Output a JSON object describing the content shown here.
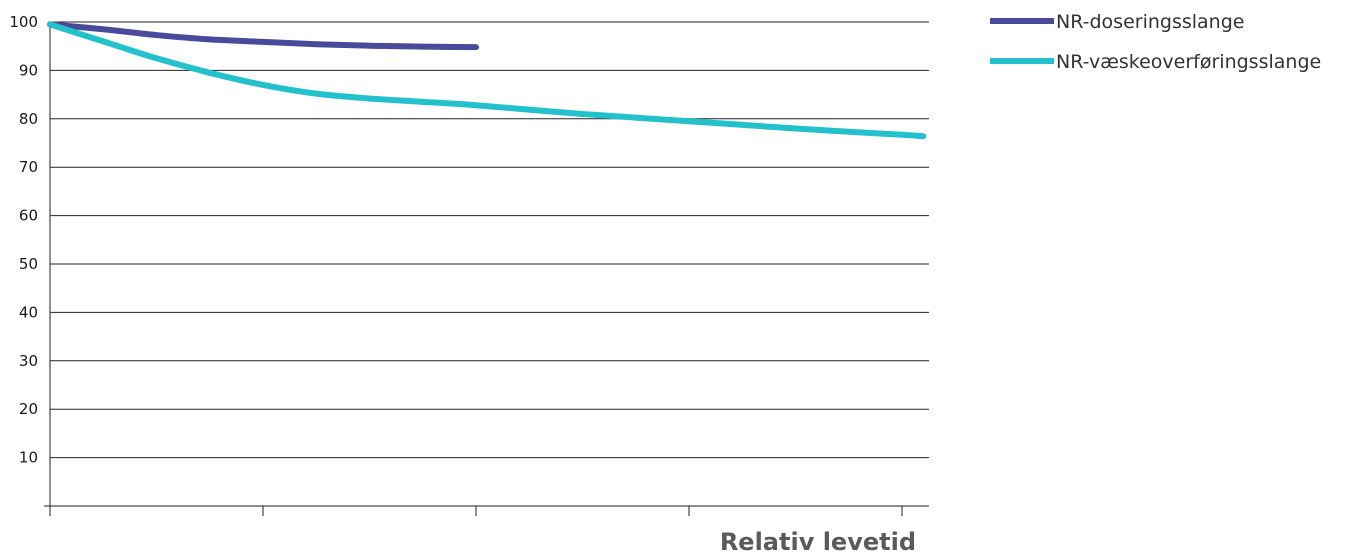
{
  "chart_data": {
    "type": "line",
    "title": "",
    "xlabel": "Relativ levetid",
    "ylabel": "",
    "xlim": [
      0,
      4.1
    ],
    "ylim": [
      0,
      100
    ],
    "x_ticks": [
      0,
      1,
      2,
      3,
      4
    ],
    "y_ticks": [
      10,
      20,
      30,
      40,
      50,
      60,
      70,
      80,
      90,
      100
    ],
    "grid": "horizontal",
    "legend_position": "top-right",
    "series": [
      {
        "name": "NR-doseringsslange",
        "color": "#4a4a9c",
        "x": [
          0,
          0.25,
          0.5,
          0.75,
          1.0,
          1.25,
          1.5,
          1.75,
          2.0
        ],
        "y": [
          99.5,
          98.5,
          97.3,
          96.4,
          95.9,
          95.4,
          95.1,
          94.9,
          94.8
        ]
      },
      {
        "name": "NR-væskeoverføringsslange",
        "color": "#22c1cc",
        "x": [
          0,
          0.25,
          0.5,
          0.75,
          1.0,
          1.25,
          1.5,
          1.75,
          2.0,
          2.5,
          3.0,
          3.5,
          4.0,
          4.1
        ],
        "y": [
          99.5,
          96.0,
          92.5,
          89.5,
          87.0,
          85.2,
          84.2,
          83.5,
          82.8,
          81.0,
          79.5,
          78.0,
          76.7,
          76.4
        ]
      }
    ]
  }
}
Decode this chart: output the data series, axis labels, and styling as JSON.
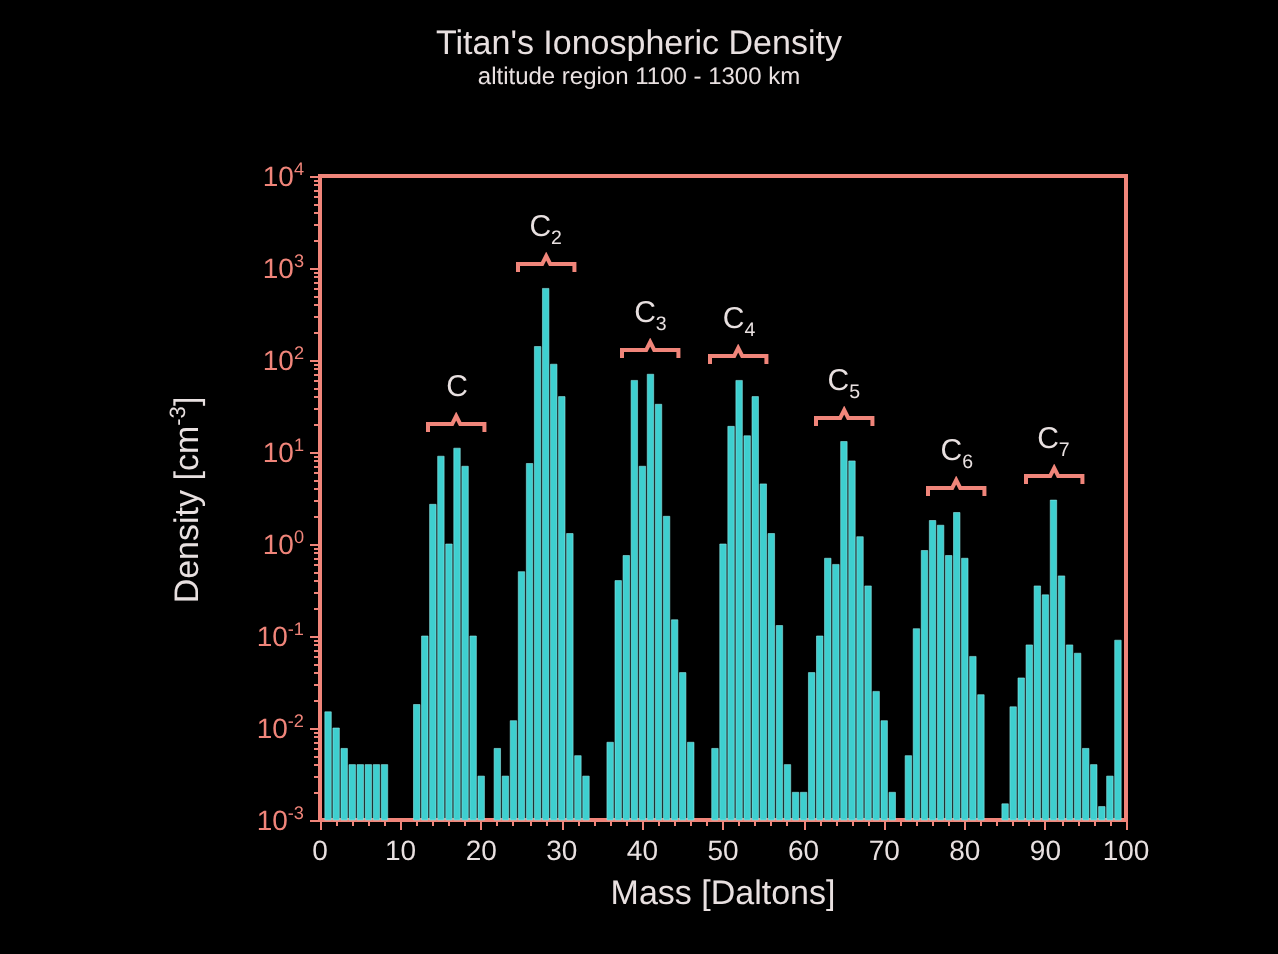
{
  "chart_data": {
    "type": "bar",
    "title": "Titan's Ionospheric Density",
    "subtitle": "altitude region 1100 - 1300 km",
    "xlabel": "Mass [Daltons]",
    "ylabel": "Density [cm$^{-3}$]",
    "x": [
      1,
      2,
      3,
      4,
      5,
      6,
      7,
      8,
      9,
      10,
      11,
      12,
      13,
      14,
      15,
      16,
      17,
      18,
      19,
      20,
      21,
      22,
      23,
      24,
      25,
      26,
      27,
      28,
      29,
      30,
      31,
      32,
      33,
      34,
      35,
      36,
      37,
      38,
      39,
      40,
      41,
      42,
      43,
      44,
      45,
      46,
      47,
      48,
      49,
      50,
      51,
      52,
      53,
      54,
      55,
      56,
      57,
      58,
      59,
      60,
      61,
      62,
      63,
      64,
      65,
      66,
      67,
      68,
      69,
      70,
      71,
      72,
      73,
      74,
      75,
      76,
      77,
      78,
      79,
      80,
      81,
      82,
      83,
      84,
      85,
      86,
      87,
      88,
      89,
      90,
      91,
      92,
      93,
      94,
      95,
      96,
      97,
      98,
      99
    ],
    "values": [
      0.015,
      0.01,
      0.006,
      0.004,
      0.004,
      0.004,
      0.004,
      0.004,
      null,
      null,
      null,
      0.018,
      0.1,
      2.7,
      9,
      1,
      11,
      7,
      0.1,
      0.003,
      null,
      0.006,
      0.003,
      0.012,
      0.5,
      7.5,
      140,
      600,
      90,
      40,
      1.3,
      0.005,
      0.003,
      null,
      null,
      0.007,
      0.4,
      0.75,
      60,
      7,
      70,
      33,
      2,
      0.15,
      0.04,
      0.007,
      null,
      null,
      0.006,
      1,
      19,
      60,
      15,
      40,
      4.5,
      1.3,
      0.13,
      0.004,
      0.002,
      0.002,
      0.04,
      0.1,
      0.7,
      0.6,
      13,
      8,
      1.2,
      0.35,
      0.025,
      0.012,
      0.002,
      null,
      0.005,
      0.12,
      0.85,
      1.8,
      1.6,
      0.75,
      2.2,
      0.7,
      0.06,
      0.023,
      null,
      null,
      0.0015,
      0.017,
      0.035,
      0.08,
      0.35,
      0.28,
      3,
      0.45,
      0.08,
      0.065,
      0.006,
      0.004,
      0.0014,
      0.003,
      0.09
    ],
    "color": "#3ecfcf",
    "log": "y",
    "grid": false,
    "xlim": [
      0,
      100
    ],
    "xticks": [
      0,
      10,
      20,
      30,
      40,
      50,
      60,
      70,
      80,
      90,
      100
    ],
    "ylim": [
      0.001,
      10000
    ],
    "yticks": [
      {
        "value": 0.001,
        "label": "10$^{-3}$"
      },
      {
        "value": 0.01,
        "label": "10$^{-2}$"
      },
      {
        "value": 0.1,
        "label": "10$^{-1}$"
      },
      {
        "value": 1,
        "label": "10$^{0}$"
      },
      {
        "value": 10,
        "label": "10$^{1}$"
      },
      {
        "value": 100,
        "label": "10$^{2}$"
      },
      {
        "value": 1000,
        "label": "10$^{3}$"
      },
      {
        "value": 10000,
        "label": "10$^{4}$"
      }
    ],
    "annotations": [
      {
        "text": "C",
        "x": 17,
        "y": 11
      },
      {
        "text": "C$_{2}$",
        "x": 28,
        "y": 600
      },
      {
        "text": "C$_{3}$",
        "x": 41,
        "y": 70
      },
      {
        "text": "C$_{4}$",
        "x": 52,
        "y": 60
      },
      {
        "text": "C$_{5}$",
        "x": 65,
        "y": 13
      },
      {
        "text": "C$_{6}$",
        "x": 79,
        "y": 2.2
      },
      {
        "text": "C$_{7}$",
        "x": 91,
        "y": 3
      }
    ]
  }
}
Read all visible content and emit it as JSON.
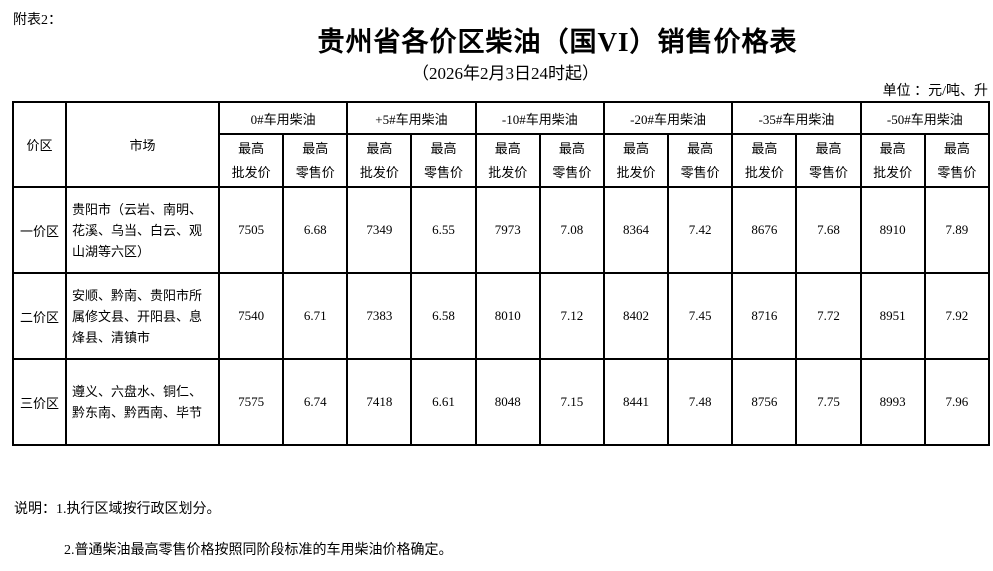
{
  "page": {
    "attachment_label": "附表2：",
    "title": "贵州省各价区柴油（国VI）销售价格表",
    "subtitle": "（2026年2月3日24时起）",
    "unit_label": "单位 ：元/吨、升"
  },
  "table": {
    "header": {
      "zone": "价区",
      "market": "市场",
      "fuels": [
        "0#车用柴油",
        "+5#车用柴油",
        "-10#车用柴油",
        "-20#车用柴油",
        "-35#车用柴油",
        "-50#车用柴油"
      ],
      "sub_wholesale": [
        "最高",
        "批发价"
      ],
      "sub_retail": [
        "最高",
        "零售价"
      ]
    },
    "rows": [
      {
        "zone": "一价区",
        "market": "贵阳市（云岩、南明、花溪、乌当、白云、观山湖等六区）",
        "values": [
          "7505",
          "6.68",
          "7349",
          "6.55",
          "7973",
          "7.08",
          "8364",
          "7.42",
          "8676",
          "7.68",
          "8910",
          "7.89"
        ]
      },
      {
        "zone": "二价区",
        "market": "安顺、黔南、贵阳市所属修文县、开阳县、息烽县、清镇市",
        "values": [
          "7540",
          "6.71",
          "7383",
          "6.58",
          "8010",
          "7.12",
          "8402",
          "7.45",
          "8716",
          "7.72",
          "8951",
          "7.92"
        ]
      },
      {
        "zone": "三价区",
        "market": "遵义、六盘水、铜仁、黔东南、黔西南、毕节",
        "values": [
          "7575",
          "6.74",
          "7418",
          "6.61",
          "8048",
          "7.15",
          "8441",
          "7.48",
          "8756",
          "7.75",
          "8993",
          "7.96"
        ]
      }
    ]
  },
  "notes": {
    "line1": "说明：1.执行区域按行政区划分。",
    "line2": "2.普通柴油最高零售价格按照同阶段标准的车用柴油价格确定。"
  },
  "colors": {
    "text": "#000000",
    "border": "#000000",
    "background": "#ffffff"
  }
}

Your goal: Identify the lines of the entries containing the string "Density". Copy each such line.

Written answer:
    "title": "Titan's Ionospheric Density",
    "ylabel": "Density [cm$^{-3}$]",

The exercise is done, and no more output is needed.